Input rows:

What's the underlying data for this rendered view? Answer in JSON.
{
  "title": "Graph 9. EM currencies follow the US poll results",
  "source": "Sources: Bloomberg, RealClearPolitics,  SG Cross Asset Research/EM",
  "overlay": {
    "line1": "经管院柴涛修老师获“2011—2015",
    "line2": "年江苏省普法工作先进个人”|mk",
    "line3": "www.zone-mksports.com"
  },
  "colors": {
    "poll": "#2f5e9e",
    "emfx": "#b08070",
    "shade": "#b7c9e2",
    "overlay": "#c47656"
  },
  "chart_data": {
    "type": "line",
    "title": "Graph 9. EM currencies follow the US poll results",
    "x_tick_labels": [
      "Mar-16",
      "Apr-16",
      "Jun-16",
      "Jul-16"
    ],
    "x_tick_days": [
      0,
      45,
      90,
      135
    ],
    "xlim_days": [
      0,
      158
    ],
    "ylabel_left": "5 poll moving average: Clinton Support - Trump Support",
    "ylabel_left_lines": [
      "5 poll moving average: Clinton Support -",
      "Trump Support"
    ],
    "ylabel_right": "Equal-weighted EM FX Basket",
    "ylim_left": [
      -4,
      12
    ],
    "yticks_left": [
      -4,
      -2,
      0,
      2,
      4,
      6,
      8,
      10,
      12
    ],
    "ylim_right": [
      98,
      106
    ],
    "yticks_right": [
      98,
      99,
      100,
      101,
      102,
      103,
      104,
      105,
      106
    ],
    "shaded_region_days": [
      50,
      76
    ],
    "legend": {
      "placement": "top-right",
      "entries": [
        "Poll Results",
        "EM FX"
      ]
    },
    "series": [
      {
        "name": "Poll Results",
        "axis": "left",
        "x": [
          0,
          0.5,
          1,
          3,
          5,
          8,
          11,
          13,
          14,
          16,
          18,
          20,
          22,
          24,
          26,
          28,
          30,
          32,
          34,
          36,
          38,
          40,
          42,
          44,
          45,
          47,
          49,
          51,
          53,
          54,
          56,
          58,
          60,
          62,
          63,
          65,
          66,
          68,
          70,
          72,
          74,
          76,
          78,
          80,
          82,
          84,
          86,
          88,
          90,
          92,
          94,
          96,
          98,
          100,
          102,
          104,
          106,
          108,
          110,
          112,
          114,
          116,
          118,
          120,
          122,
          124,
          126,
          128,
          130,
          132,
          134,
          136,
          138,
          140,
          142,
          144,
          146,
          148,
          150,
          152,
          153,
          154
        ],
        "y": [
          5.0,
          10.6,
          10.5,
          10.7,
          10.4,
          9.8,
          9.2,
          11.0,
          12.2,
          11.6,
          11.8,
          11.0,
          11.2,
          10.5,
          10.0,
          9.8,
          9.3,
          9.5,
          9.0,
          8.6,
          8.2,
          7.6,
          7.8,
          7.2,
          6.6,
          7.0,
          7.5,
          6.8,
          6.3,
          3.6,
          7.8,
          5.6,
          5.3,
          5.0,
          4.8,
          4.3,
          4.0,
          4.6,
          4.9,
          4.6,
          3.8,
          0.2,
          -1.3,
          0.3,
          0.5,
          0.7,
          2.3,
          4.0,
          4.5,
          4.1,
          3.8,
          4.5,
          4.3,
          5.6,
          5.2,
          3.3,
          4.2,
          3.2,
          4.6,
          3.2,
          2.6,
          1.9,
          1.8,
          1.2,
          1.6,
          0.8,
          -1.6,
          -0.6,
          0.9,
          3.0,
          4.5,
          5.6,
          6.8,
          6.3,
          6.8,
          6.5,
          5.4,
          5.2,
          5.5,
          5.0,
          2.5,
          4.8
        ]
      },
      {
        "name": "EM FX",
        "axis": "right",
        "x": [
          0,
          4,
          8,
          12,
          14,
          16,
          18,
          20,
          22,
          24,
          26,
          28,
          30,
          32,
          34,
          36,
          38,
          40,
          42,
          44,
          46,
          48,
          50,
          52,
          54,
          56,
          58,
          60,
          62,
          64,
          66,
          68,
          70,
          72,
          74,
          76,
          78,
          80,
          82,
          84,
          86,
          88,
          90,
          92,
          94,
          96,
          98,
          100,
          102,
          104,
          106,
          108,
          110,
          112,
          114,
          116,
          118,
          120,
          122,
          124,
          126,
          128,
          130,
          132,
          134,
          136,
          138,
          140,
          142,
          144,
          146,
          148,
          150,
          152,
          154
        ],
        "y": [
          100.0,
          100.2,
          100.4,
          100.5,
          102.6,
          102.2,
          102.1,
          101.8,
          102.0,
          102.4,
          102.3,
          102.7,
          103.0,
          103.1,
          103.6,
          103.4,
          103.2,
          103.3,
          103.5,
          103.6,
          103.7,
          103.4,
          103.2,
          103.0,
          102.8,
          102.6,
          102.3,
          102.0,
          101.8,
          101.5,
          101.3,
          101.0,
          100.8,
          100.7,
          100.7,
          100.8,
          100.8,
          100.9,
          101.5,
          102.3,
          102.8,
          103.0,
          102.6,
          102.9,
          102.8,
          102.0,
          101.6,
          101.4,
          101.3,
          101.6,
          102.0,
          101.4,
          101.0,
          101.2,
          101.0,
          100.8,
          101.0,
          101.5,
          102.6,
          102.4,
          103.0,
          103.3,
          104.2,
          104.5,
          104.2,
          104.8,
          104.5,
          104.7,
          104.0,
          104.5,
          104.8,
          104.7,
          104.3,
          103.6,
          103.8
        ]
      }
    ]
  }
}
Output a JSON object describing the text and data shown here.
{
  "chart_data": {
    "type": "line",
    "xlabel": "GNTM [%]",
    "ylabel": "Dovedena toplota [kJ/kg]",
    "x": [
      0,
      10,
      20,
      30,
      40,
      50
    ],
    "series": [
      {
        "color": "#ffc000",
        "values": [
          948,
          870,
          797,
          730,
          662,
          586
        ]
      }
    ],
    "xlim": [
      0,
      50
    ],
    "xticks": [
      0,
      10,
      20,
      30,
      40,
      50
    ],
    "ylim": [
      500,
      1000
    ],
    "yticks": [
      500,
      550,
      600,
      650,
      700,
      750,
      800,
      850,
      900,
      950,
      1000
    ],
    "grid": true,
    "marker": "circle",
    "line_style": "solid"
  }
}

Exercise goal:
Your task is to reproduce all of the records exactly.

In response:
What's the underlying data for this rendered view? Answer in JSON.
{
  "title": "Graph 9. EM currencies follow the US poll results",
  "source": "Sources: Bloomberg, RealClearPolitics,  SG Cross Asset Research/EM",
  "overlay": {
    "line1": "经管院柴涛修老师获“2011—2015",
    "line2": "年江苏省普法工作先进个人”|mk",
    "line3": "www.zone-mksports.com"
  },
  "colors": {
    "poll": "#2f5e9e",
    "emfx": "#b08070",
    "shade": "#b7c9e2",
    "overlay": "#c47656"
  },
  "chart_data": {
    "type": "line",
    "title": "Graph 9. EM currencies follow the US poll results",
    "x_tick_labels": [
      "Mar-16",
      "Apr-16",
      "Jun-16",
      "Jul-16"
    ],
    "x_tick_days": [
      0,
      45,
      90,
      135
    ],
    "xlim_days": [
      0,
      158
    ],
    "ylabel_left": "5 poll moving average: Clinton Support - Trump Support",
    "ylabel_left_lines": [
      "5 poll moving average: Clinton Support -",
      "Trump Support"
    ],
    "ylabel_right": "Equal-weighted EM FX Basket",
    "ylim_left": [
      -4,
      12
    ],
    "yticks_left": [
      -4,
      -2,
      0,
      2,
      4,
      6,
      8,
      10,
      12
    ],
    "ylim_right": [
      98,
      106
    ],
    "yticks_right": [
      98,
      99,
      100,
      101,
      102,
      103,
      104,
      105,
      106
    ],
    "shaded_region_days": [
      50,
      76
    ],
    "legend": {
      "placement": "top-right",
      "entries": [
        "Poll Results",
        "EM FX"
      ]
    },
    "series": [
      {
        "name": "Poll Results",
        "axis": "left",
        "x": [
          0,
          0.5,
          1,
          3,
          5,
          8,
          11,
          13,
          14,
          16,
          18,
          20,
          22,
          24,
          26,
          28,
          30,
          32,
          34,
          36,
          38,
          40,
          42,
          44,
          45,
          47,
          49,
          51,
          53,
          54,
          56,
          58,
          60,
          62,
          63,
          65,
          66,
          68,
          70,
          72,
          74,
          76,
          78,
          80,
          82,
          84,
          86,
          88,
          90,
          92,
          94,
          96,
          98,
          100,
          102,
          104,
          106,
          108,
          110,
          112,
          114,
          116,
          118,
          120,
          122,
          124,
          126,
          128,
          130,
          132,
          134,
          136,
          138,
          140,
          142,
          144,
          146,
          148,
          150,
          152,
          153,
          154
        ],
        "y": [
          5.0,
          10.6,
          10.5,
          10.7,
          10.4,
          9.8,
          9.2,
          11.0,
          12.2,
          11.6,
          11.8,
          11.0,
          11.2,
          10.5,
          10.0,
          9.8,
          9.3,
          9.5,
          9.0,
          8.6,
          8.2,
          7.6,
          7.8,
          7.2,
          6.6,
          7.0,
          7.5,
          6.8,
          6.3,
          3.6,
          7.8,
          5.6,
          5.3,
          5.0,
          4.8,
          4.3,
          4.0,
          4.6,
          4.9,
          4.6,
          3.8,
          0.2,
          -1.3,
          0.3,
          0.5,
          0.7,
          2.3,
          4.0,
          4.5,
          4.1,
          3.8,
          4.5,
          4.3,
          5.6,
          5.2,
          3.3,
          4.2,
          3.2,
          4.6,
          3.2,
          2.6,
          1.9,
          1.8,
          1.2,
          1.6,
          0.8,
          -1.6,
          -0.6,
          0.9,
          3.0,
          4.5,
          5.6,
          6.8,
          6.3,
          6.8,
          6.5,
          5.4,
          5.2,
          5.5,
          5.0,
          2.5,
          4.8
        ]
      },
      {
        "name": "EM FX",
        "axis": "right",
        "x": [
          0,
          4,
          8,
          12,
          14,
          16,
          18,
          20,
          22,
          24,
          26,
          28,
          30,
          32,
          34,
          36,
          38,
          40,
          42,
          44,
          46,
          48,
          50,
          52,
          54,
          56,
          58,
          60,
          62,
          64,
          66,
          68,
          70,
          72,
          74,
          76,
          78,
          80,
          82,
          84,
          86,
          88,
          90,
          92,
          94,
          96,
          98,
          100,
          102,
          104,
          106,
          108,
          110,
          112,
          114,
          116,
          118,
          120,
          122,
          124,
          126,
          128,
          130,
          132,
          134,
          136,
          138,
          140,
          142,
          144,
          146,
          148,
          150,
          152,
          154
        ],
        "y": [
          100.0,
          100.2,
          100.4,
          100.5,
          102.6,
          102.2,
          102.1,
          101.8,
          102.0,
          102.4,
          102.3,
          102.7,
          103.0,
          103.1,
          103.6,
          103.4,
          103.2,
          103.3,
          103.5,
          103.6,
          103.7,
          103.4,
          103.2,
          103.0,
          102.8,
          102.6,
          102.3,
          102.0,
          101.8,
          101.5,
          101.3,
          101.0,
          100.8,
          100.7,
          100.7,
          100.8,
          100.8,
          100.9,
          101.5,
          102.3,
          102.8,
          103.0,
          102.6,
          102.9,
          102.8,
          102.0,
          101.6,
          101.4,
          101.3,
          101.6,
          102.0,
          101.4,
          101.0,
          101.2,
          101.0,
          100.8,
          101.0,
          101.5,
          102.6,
          102.4,
          103.0,
          103.3,
          104.2,
          104.5,
          104.2,
          104.8,
          104.5,
          104.7,
          104.0,
          104.5,
          104.8,
          104.7,
          104.3,
          103.6,
          103.8
        ]
      }
    ]
  }
}
Output a JSON object describing the text and data shown here.
{
  "chart_data": {
    "type": "line",
    "xlabel": "GNTM [%]",
    "ylabel": "Dovedena toplota [kJ/kg]",
    "x": [
      0,
      10,
      20,
      30,
      40,
      50
    ],
    "series": [
      {
        "color": "#ffc000",
        "values": [
          948,
          870,
          797,
          730,
          662,
          586
        ]
      }
    ],
    "xlim": [
      0,
      50
    ],
    "xticks": [
      0,
      10,
      20,
      30,
      40,
      50
    ],
    "ylim": [
      500,
      1000
    ],
    "yticks": [
      500,
      550,
      600,
      650,
      700,
      750,
      800,
      850,
      900,
      950,
      1000
    ],
    "grid": true,
    "marker": "circle",
    "line_style": "solid"
  }
}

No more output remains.